Goal: Filter for the word "Jaffna" and keep each matching line.

Data excerpts:
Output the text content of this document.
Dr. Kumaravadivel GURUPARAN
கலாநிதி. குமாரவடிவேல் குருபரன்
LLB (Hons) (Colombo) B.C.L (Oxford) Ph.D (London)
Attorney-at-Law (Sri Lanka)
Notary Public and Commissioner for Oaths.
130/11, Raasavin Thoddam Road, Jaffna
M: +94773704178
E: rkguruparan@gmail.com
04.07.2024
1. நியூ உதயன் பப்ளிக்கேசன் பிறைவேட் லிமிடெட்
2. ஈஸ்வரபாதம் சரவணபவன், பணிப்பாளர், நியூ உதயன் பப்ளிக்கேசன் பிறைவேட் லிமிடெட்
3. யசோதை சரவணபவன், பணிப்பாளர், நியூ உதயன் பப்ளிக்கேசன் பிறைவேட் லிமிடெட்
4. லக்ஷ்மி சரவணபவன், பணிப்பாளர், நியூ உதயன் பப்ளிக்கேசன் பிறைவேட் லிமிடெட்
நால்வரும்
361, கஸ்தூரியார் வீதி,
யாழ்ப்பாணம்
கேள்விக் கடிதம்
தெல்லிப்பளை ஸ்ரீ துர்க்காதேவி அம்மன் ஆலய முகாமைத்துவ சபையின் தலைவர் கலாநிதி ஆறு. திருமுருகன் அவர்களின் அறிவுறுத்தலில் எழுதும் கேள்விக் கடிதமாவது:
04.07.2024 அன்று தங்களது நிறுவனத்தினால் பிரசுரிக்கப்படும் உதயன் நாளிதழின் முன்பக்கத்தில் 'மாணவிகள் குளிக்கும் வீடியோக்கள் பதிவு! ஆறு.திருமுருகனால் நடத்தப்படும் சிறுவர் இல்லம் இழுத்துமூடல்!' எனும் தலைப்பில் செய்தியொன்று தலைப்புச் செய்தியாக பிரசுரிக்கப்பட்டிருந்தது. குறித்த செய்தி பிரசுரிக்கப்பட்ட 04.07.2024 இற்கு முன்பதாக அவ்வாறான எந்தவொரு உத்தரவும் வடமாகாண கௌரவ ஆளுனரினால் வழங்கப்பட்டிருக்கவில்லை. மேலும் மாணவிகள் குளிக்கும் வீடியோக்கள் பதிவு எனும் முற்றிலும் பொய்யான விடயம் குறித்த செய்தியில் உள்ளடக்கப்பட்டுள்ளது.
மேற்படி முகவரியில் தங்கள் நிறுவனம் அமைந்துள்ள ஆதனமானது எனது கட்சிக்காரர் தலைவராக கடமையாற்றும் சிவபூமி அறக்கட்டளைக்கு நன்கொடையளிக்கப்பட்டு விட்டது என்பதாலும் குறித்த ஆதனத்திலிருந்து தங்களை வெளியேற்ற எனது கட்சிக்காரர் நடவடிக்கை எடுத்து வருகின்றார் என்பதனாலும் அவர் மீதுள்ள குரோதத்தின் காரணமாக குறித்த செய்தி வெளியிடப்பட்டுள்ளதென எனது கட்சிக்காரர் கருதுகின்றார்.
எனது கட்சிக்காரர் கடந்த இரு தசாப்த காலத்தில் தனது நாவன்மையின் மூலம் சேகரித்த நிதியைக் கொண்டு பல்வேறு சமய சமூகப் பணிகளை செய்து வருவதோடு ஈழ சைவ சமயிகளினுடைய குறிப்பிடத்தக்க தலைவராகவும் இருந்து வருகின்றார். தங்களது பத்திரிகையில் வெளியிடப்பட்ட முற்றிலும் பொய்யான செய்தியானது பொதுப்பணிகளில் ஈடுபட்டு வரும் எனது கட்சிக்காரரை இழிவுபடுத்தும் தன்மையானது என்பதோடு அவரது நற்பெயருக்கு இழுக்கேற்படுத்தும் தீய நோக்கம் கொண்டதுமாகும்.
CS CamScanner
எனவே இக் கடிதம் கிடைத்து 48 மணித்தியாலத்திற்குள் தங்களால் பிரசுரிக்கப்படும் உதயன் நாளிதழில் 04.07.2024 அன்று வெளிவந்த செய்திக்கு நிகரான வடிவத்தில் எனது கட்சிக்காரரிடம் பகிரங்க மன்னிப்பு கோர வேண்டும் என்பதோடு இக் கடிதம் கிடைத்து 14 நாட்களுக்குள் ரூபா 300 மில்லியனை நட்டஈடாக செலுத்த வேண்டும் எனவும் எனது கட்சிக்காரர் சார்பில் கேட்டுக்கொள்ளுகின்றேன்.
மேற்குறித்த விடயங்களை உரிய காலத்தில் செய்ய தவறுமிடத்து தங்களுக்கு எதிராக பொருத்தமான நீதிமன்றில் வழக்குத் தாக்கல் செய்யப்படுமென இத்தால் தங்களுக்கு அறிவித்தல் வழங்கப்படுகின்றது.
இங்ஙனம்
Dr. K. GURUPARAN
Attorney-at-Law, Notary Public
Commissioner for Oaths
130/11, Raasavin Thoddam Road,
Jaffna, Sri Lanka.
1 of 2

The response:
130/11, Raasavin Thoddam Road, Jaffna
Jaffna, Sri Lanka.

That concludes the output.